▶ Stored records
* * * * * * *

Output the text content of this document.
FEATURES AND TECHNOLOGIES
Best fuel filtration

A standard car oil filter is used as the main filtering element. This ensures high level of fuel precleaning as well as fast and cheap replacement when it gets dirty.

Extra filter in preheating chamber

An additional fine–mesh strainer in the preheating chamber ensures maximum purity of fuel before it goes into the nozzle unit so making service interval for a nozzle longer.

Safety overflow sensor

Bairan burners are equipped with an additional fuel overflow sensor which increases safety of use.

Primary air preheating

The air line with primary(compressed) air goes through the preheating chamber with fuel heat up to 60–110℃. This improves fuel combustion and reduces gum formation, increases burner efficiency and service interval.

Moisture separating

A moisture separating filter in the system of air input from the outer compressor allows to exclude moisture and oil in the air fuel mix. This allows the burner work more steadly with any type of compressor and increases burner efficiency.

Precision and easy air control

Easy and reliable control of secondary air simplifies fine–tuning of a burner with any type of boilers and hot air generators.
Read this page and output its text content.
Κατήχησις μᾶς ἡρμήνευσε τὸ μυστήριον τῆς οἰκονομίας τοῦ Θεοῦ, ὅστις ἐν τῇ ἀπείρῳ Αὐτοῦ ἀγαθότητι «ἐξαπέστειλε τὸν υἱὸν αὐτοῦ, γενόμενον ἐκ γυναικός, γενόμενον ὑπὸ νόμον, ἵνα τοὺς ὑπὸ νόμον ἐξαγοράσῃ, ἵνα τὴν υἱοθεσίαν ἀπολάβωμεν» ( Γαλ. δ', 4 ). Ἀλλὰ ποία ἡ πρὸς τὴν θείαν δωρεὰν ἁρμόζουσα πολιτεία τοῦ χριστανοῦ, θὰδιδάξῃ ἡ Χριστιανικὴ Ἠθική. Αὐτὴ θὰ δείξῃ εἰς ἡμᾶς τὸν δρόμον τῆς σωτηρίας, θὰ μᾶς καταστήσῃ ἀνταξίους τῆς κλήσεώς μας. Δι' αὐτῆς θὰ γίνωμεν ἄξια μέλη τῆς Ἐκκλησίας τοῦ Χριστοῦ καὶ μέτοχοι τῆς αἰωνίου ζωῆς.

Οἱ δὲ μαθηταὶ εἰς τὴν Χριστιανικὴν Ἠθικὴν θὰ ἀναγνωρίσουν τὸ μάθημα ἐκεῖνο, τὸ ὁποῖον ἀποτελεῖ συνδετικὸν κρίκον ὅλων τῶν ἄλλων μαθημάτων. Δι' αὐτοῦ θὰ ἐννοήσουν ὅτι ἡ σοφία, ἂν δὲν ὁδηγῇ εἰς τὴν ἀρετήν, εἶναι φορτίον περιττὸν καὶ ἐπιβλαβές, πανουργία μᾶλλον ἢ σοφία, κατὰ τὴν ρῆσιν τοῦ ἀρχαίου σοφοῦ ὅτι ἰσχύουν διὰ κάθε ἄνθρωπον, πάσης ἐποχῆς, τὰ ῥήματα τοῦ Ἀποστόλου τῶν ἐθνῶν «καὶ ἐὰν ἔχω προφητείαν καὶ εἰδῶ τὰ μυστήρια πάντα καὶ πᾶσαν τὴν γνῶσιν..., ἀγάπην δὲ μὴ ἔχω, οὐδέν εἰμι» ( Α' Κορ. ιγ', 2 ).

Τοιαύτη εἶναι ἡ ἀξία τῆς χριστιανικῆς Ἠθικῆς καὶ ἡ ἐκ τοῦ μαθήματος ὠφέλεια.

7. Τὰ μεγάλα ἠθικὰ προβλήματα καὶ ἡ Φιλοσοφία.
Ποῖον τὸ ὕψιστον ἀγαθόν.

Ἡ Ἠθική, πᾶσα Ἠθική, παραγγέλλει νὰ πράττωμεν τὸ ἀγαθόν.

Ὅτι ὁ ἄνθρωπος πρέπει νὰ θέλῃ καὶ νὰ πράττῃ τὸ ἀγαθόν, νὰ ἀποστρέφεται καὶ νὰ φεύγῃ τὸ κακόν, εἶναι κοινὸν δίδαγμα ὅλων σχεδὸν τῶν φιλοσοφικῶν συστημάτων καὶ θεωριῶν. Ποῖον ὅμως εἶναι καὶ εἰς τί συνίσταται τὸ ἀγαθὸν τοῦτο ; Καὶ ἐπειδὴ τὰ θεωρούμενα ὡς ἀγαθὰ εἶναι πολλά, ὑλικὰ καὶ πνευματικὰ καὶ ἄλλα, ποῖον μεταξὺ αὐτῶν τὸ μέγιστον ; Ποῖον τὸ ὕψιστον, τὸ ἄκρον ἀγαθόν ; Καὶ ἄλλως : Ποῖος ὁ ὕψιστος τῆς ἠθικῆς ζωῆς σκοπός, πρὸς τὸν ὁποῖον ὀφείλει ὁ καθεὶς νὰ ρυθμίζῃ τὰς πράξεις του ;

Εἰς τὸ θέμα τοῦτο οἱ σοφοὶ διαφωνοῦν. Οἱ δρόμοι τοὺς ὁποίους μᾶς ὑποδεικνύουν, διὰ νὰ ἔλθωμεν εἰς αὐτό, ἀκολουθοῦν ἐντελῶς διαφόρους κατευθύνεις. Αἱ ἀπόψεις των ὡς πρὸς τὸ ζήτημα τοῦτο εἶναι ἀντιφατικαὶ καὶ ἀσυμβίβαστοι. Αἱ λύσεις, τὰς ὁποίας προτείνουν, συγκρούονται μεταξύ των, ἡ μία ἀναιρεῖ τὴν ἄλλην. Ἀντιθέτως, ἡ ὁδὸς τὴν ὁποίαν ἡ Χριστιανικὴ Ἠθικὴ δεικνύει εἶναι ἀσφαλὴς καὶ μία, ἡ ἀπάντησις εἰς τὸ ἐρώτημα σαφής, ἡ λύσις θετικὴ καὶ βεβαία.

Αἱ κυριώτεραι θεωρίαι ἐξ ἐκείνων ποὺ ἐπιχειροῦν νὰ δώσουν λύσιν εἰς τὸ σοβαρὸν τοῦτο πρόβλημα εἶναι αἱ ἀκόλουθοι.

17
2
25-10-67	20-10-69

* * * * * * *

▶ REQUIRED WORK
Go through the listing above and pull out each line containing the word "ensures".

▶ RESPONSE TO THE EXERCISE
A standard car oil filter is used as the main filtering element. This ensures high level of fuel precleaning as well as fast and cheap replacement when it gets dirty.
An additional fine–mesh strainer in the preheating chamber ensures maximum purity of fuel before it goes into the nozzle unit so making service interval for a nozzle longer.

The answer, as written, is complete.